PROMPT
Reproduce the entries exactly.

A run of records

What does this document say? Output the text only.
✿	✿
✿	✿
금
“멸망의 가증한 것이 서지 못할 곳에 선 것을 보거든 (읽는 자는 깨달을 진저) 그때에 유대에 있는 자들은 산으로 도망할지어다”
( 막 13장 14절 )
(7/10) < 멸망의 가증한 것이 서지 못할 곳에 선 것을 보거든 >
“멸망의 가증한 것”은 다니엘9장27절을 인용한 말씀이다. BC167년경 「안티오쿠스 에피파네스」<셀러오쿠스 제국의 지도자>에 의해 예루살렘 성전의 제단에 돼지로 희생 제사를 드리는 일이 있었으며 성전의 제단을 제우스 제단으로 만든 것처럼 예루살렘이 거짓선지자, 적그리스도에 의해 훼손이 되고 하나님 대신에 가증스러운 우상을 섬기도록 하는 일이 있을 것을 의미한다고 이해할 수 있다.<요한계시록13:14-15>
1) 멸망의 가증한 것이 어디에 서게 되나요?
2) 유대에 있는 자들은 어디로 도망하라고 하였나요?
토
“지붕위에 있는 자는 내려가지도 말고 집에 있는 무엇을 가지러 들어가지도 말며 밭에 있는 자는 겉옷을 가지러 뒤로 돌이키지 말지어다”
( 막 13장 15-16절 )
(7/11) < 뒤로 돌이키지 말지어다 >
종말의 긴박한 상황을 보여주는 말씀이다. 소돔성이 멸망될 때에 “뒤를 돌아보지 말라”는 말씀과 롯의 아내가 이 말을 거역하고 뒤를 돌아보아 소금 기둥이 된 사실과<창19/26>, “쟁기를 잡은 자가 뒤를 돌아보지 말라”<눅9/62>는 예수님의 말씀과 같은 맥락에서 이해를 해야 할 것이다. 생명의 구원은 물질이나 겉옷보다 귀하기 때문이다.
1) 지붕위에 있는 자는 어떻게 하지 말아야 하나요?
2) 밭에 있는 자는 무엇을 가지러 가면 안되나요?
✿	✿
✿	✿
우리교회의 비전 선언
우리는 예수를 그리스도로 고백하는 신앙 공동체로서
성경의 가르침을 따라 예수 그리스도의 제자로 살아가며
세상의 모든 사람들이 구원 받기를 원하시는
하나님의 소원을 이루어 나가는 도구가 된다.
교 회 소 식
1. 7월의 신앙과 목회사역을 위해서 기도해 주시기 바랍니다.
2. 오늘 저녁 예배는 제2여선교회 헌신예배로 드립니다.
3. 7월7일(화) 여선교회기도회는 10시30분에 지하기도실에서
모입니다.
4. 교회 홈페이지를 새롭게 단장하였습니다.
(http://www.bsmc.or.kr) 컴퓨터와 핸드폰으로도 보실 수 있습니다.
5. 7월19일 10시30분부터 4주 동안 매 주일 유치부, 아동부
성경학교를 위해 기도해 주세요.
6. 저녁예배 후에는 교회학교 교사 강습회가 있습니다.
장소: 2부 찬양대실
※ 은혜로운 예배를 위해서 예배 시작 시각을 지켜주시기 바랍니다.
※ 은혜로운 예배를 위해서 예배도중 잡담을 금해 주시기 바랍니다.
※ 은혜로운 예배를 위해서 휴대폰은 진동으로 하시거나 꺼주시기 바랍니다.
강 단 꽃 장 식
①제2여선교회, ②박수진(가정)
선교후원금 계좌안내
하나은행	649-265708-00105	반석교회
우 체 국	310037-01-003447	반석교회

REPLY
What does this document say? Output the text only.
✿	✿
✿	✿
금
“멸망의 가증한 것이 서지 못할 곳에 선 것을 보거든 (읽는 자는 깨달을 진저) 그때에 유대에 있는 자들은 산으로 도망할지어다”
( 막 13장 14절 )
(7/10) < 멸망의 가증한 것이 서지 못할 곳에 선 것을 보거든 >
“멸망의 가증한 것”은 다니엘9장27절을 인용한 말씀이다. BC167년경 「안티오쿠스 에피파네스」<셀러오쿠스 제국의 지도자>에 의해 예루살렘 성전의 제단에 돼지로 희생 제사를 드리는 일이 있었으며 성전의 제단을 제우스 제단으로 만든 것처럼 예루살렘이 거짓선지자, 적그리스도에 의해 훼손이 되고 하나님 대신에 가증스러운 우상을 섬기도록 하는 일이 있을 것을 의미한다고 이해할 수 있다.<요한계시록13:14-15>
1) 멸망의 가증한 것이 어디에 서게 되나요?
2) 유대에 있는 자들은 어디로 도망하라고 하였나요?
토
“지붕위에 있는 자는 내려가지도 말고 집에 있는 무엇을 가지러 들어가지도 말며 밭에 있는 자는 겉옷을 가지러 뒤로 돌이키지 말지어다”
( 막 13장 15-16절 )
(7/11) < 뒤로 돌이키지 말지어다 >
종말의 긴박한 상황을 보여주는 말씀이다. 소돔성이 멸망될 때에 “뒤를 돌아보지 말라”는 말씀과 롯의 아내가 이 말을 거역하고 뒤를 돌아보아 소금 기둥이 된 사실과<창19/26>, “쟁기를 잡은 자가 뒤를 돌아보지 말라”<눅9/62>는 예수님의 말씀과 같은 맥락에서 이해를 해야 할 것이다. 생명의 구원은 물질이나 겉옷보다 귀하기 때문이다.
1) 지붕위에 있는 자는 어떻게 하지 말아야 하나요?
2) 밭에 있는 자는 무엇을 가지러 가면 안되나요?
✿	✿
✿	✿
우리교회의 비전 선언
우리는 예수를 그리스도로 고백하는 신앙 공동체로서
성경의 가르침을 따라 예수 그리스도의 제자로 살아가며
세상의 모든 사람들이 구원 받기를 원하시는
하나님의 소원을 이루어 나가는 도구가 된다.
교 회 소 식
1. 7월의 신앙과 목회사역을 위해서 기도해 주시기 바랍니다.
2. 오늘 저녁 예배는 제2여선교회 헌신예배로 드립니다.
3. 7월7일(화) 여선교회기도회는 10시30분에 지하기도실에서
모입니다.
4. 교회 홈페이지를 새롭게 단장하였습니다.
(http://www.bsmc.or.kr) 컴퓨터와 핸드폰으로도 보실 수 있습니다.
5. 7월19일 10시30분부터 4주 동안 매 주일 유치부, 아동부
성경학교를 위해 기도해 주세요.
6. 저녁예배 후에는 교회학교 교사 강습회가 있습니다.
장소: 2부 찬양대실
※ 은혜로운 예배를 위해서 예배 시작 시각을 지켜주시기 바랍니다.
※ 은혜로운 예배를 위해서 예배도중 잡담을 금해 주시기 바랍니다.
※ 은혜로운 예배를 위해서 휴대폰은 진동으로 하시거나 꺼주시기 바랍니다.
강 단 꽃 장 식
①제2여선교회, ②박수진(가정)
선교후원금 계좌안내
하나은행	649-265708-00105	반석교회
우 체 국	310037-01-003447	반석교회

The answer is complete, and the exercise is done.